▶ _Material for this task_:
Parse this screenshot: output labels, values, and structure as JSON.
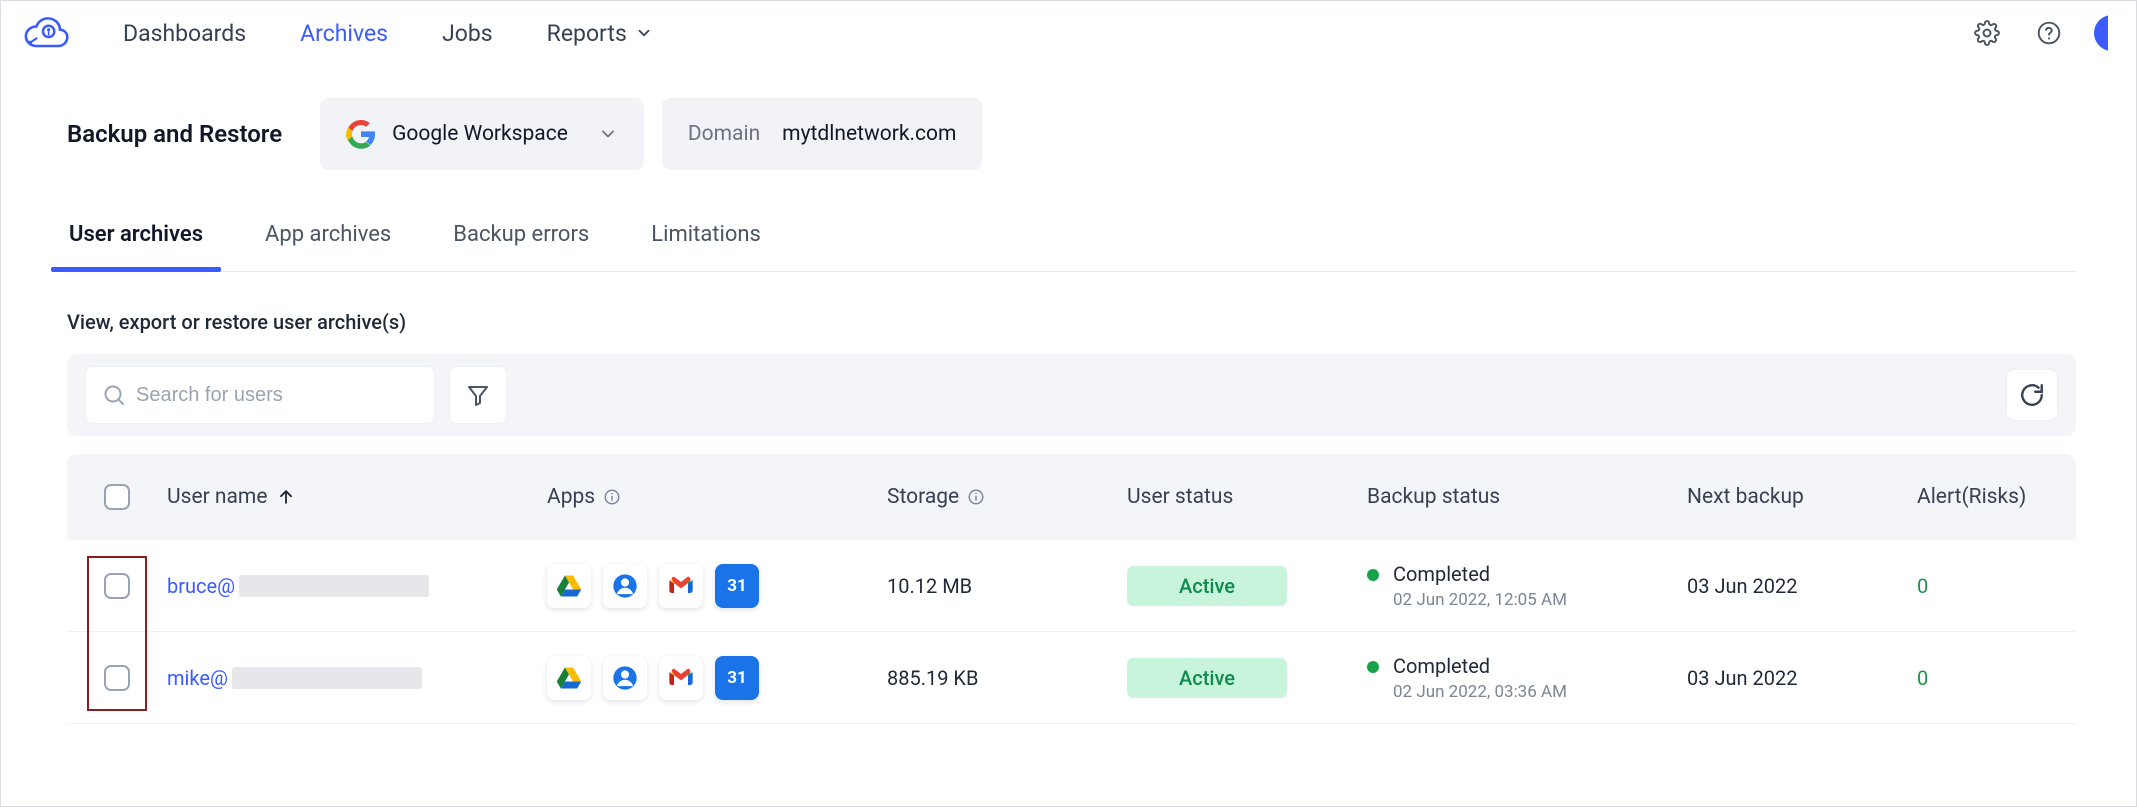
{
  "nav": {
    "items": [
      {
        "label": "Dashboards"
      },
      {
        "label": "Archives"
      },
      {
        "label": "Jobs"
      },
      {
        "label": "Reports"
      }
    ]
  },
  "page": {
    "title": "Backup and Restore",
    "workspace_label": "Google Workspace",
    "domain_label": "Domain",
    "domain_value": "mytdlnetwork.com"
  },
  "tabs": [
    {
      "label": "User archives"
    },
    {
      "label": "App archives"
    },
    {
      "label": "Backup errors"
    },
    {
      "label": "Limitations"
    }
  ],
  "prompt": "View, export or restore user archive(s)",
  "search": {
    "placeholder": "Search for users"
  },
  "table": {
    "headers": {
      "user": "User name",
      "apps": "Apps",
      "storage": "Storage",
      "user_status": "User status",
      "backup_status": "Backup status",
      "next_backup": "Next backup",
      "alerts": "Alert(Risks)"
    },
    "rows": [
      {
        "user_prefix": "bruce@",
        "storage": "10.12 MB",
        "user_status": "Active",
        "backup_status_label": "Completed",
        "backup_status_time": "02 Jun 2022, 12:05 AM",
        "next_backup": "03 Jun 2022",
        "alerts": "0"
      },
      {
        "user_prefix": "mike@",
        "storage": "885.19 KB",
        "user_status": "Active",
        "backup_status_label": "Completed",
        "backup_status_time": "02 Jun 2022, 03:36 AM",
        "next_backup": "03 Jun 2022",
        "alerts": "0"
      }
    ]
  },
  "icons": {
    "gear": "gear-icon",
    "help": "help-icon",
    "chevron_down": "chevron-down-icon",
    "search": "search-icon",
    "filter": "filter-icon",
    "refresh": "refresh-icon",
    "info": "info-icon",
    "arrow_up": "arrow-up-icon"
  },
  "apps": {
    "drive": "google-drive-icon",
    "contacts": "google-contacts-icon",
    "gmail": "gmail-icon",
    "calendar": "google-calendar-icon",
    "calendar_day": "31"
  }
}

▶ _What you should do_: Could you reproduce every record above exactly, leaving out the pictures?

▶ _In response_:
Parse this screenshot: output labels, values, and structure as JSON.
{
  "nav": {
    "items": [
      {
        "label": "Dashboards"
      },
      {
        "label": "Archives"
      },
      {
        "label": "Jobs"
      },
      {
        "label": "Reports"
      }
    ]
  },
  "page": {
    "title": "Backup and Restore",
    "workspace_label": "Google Workspace",
    "domain_label": "Domain",
    "domain_value": "mytdlnetwork.com"
  },
  "tabs": [
    {
      "label": "User archives"
    },
    {
      "label": "App archives"
    },
    {
      "label": "Backup errors"
    },
    {
      "label": "Limitations"
    }
  ],
  "prompt": "View, export or restore user archive(s)",
  "search": {
    "placeholder": "Search for users"
  },
  "table": {
    "headers": {
      "user": "User name",
      "apps": "Apps",
      "storage": "Storage",
      "user_status": "User status",
      "backup_status": "Backup status",
      "next_backup": "Next backup",
      "alerts": "Alert(Risks)"
    },
    "rows": [
      {
        "user_prefix": "bruce@",
        "storage": "10.12 MB",
        "user_status": "Active",
        "backup_status_label": "Completed",
        "backup_status_time": "02 Jun 2022, 12:05 AM",
        "next_backup": "03 Jun 2022",
        "alerts": "0"
      },
      {
        "user_prefix": "mike@",
        "storage": "885.19 KB",
        "user_status": "Active",
        "backup_status_label": "Completed",
        "backup_status_time": "02 Jun 2022, 03:36 AM",
        "next_backup": "03 Jun 2022",
        "alerts": "0"
      }
    ]
  },
  "icons": {
    "gear": "gear-icon",
    "help": "help-icon",
    "chevron_down": "chevron-down-icon",
    "search": "search-icon",
    "filter": "filter-icon",
    "refresh": "refresh-icon",
    "info": "info-icon",
    "arrow_up": "arrow-up-icon"
  },
  "apps": {
    "drive": "google-drive-icon",
    "contacts": "google-contacts-icon",
    "gmail": "gmail-icon",
    "calendar": "google-calendar-icon",
    "calendar_day": "31"
  }
}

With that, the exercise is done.